> [REQUIREMENTS]:
In the entries that follow, find the word "离地高度" and report each line it is on.

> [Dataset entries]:
-------

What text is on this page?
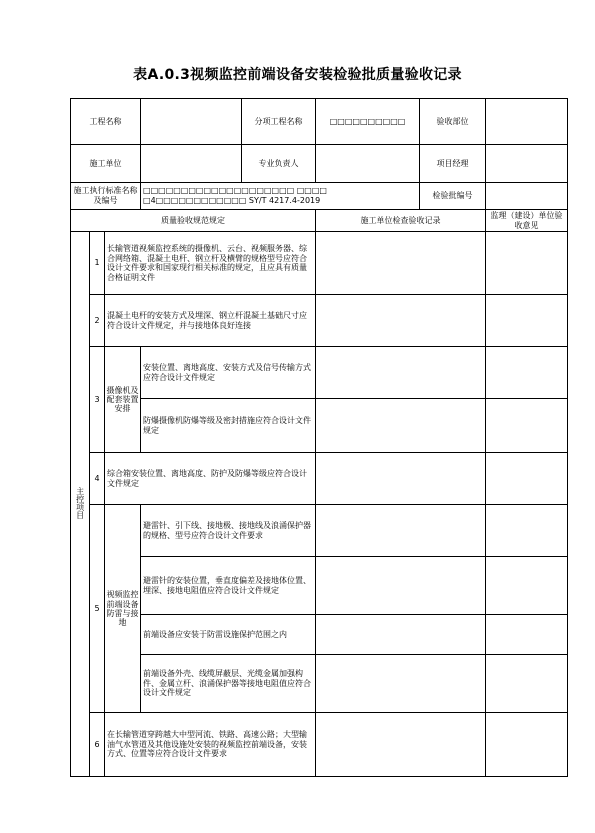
表A.0.3视频监控前端设备安装检验批质量验收记录
工程名称				分项工程名称	□□□□□□□□□□	验收部位	
施工单位				专业负责人		项目经理	
施工执行标准名称及编号			□□□□□□□□□□□□□□□□□□□□ □□□□ □4□□□□□□□□□□□□ SY/T 4217.4-2019			检验批编号	
质量验收规范规定					施工单位检查验收记录		监理（建设）单位验收意见
主控项目	1	长输管道视频监控系统的摄像机、云台、视频服务器、综合网络箱、混凝土电杆、钢立杆及横臂的规格型号应符合设计文件要求和国家现行相关标准的规定，且应具有质量合格证明文件					
	2	混凝土电杆的安装方式及埋深、钢立杆混凝土基础尺寸应符合设计文件规定，并与接地体良好连接					
	3	摄像机及配套装置安排	安装位置、离地高度、安装方式及信号传输方式应符合设计文件规定				
			防爆摄像机防爆等级及密封措施应符合设计文件规定				
	4	综合箱安装位置、离地高度、防护及防爆等级应符合设计文件规定					
	5	视频监控前端设备防雷与接地	避雷针、引下线、接地极、接地线及浪涌保护器的规格、型号应符合设计文件要求				
			避雷针的安装位置，垂直度偏差及接地体位置、埋深、接地电阻值应符合设计文件规定				
			前端设备应安装于防雷设施保护范围之内				
			前端设备外壳、线缆屏蔽层、光缆金属加强构件、金属立杆、浪涌保护器等接地电阻值应符合设计文件规定				
	6	在长输管道穿跨越大中型河流、铁路、高速公路；大型输油气水管道及其他设施处安装的视频监控前端设备，安装方式、位置等应符合设计文件要求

-------

> [EXERCISE ANSWER]:
	3	摄像机及配套装置安排	安装位置、离地高度、安装方式及信号传输方式应符合设计文件规定				
	4	综合箱安装位置、离地高度、防护及防爆等级应符合设计文件规定					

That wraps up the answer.